▸ **Stated goal**:
Copy the records below exactly, omitting any pictures they contain.

▸ **Records for this exercise**:
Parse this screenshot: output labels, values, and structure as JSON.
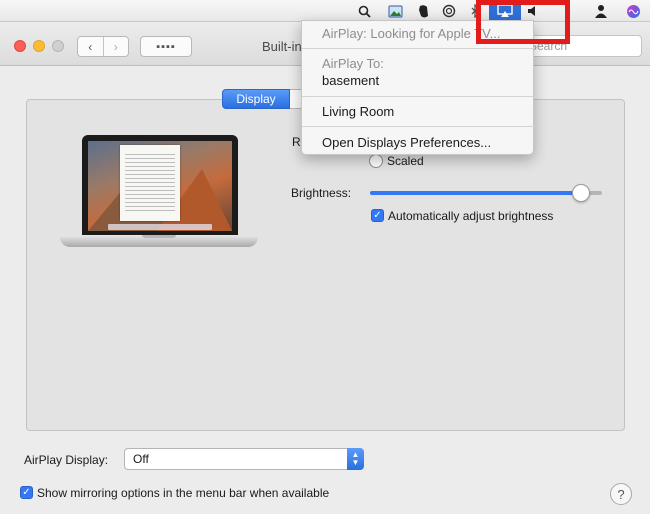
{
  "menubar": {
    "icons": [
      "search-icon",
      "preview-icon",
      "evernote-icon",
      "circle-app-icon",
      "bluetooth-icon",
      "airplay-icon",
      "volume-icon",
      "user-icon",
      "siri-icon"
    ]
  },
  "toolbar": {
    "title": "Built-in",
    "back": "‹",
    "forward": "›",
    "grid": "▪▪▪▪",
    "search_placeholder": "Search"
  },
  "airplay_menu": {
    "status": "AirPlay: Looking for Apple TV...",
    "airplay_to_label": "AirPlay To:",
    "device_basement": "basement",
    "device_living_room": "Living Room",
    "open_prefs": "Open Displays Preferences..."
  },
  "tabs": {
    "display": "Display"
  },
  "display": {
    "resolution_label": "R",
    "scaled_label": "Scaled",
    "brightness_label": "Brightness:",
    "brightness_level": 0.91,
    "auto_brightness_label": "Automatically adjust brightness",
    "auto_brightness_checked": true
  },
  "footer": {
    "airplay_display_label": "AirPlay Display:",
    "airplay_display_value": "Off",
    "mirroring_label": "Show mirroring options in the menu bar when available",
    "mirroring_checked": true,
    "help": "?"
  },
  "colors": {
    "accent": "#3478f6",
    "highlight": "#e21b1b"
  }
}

▸ **Final result**:
Parse this screenshot: output labels, values, and structure as JSON.
{
  "menubar": {
    "icons": [
      "search-icon",
      "preview-icon",
      "evernote-icon",
      "circle-app-icon",
      "bluetooth-icon",
      "airplay-icon",
      "volume-icon",
      "user-icon",
      "siri-icon"
    ]
  },
  "toolbar": {
    "title": "Built-in",
    "back": "‹",
    "forward": "›",
    "grid": "▪▪▪▪",
    "search_placeholder": "Search"
  },
  "airplay_menu": {
    "status": "AirPlay: Looking for Apple TV...",
    "airplay_to_label": "AirPlay To:",
    "device_basement": "basement",
    "device_living_room": "Living Room",
    "open_prefs": "Open Displays Preferences..."
  },
  "tabs": {
    "display": "Display"
  },
  "display": {
    "resolution_label": "R",
    "scaled_label": "Scaled",
    "brightness_label": "Brightness:",
    "brightness_level": 0.91,
    "auto_brightness_label": "Automatically adjust brightness",
    "auto_brightness_checked": true
  },
  "footer": {
    "airplay_display_label": "AirPlay Display:",
    "airplay_display_value": "Off",
    "mirroring_label": "Show mirroring options in the menu bar when available",
    "mirroring_checked": true,
    "help": "?"
  },
  "colors": {
    "accent": "#3478f6",
    "highlight": "#e21b1b"
  }
}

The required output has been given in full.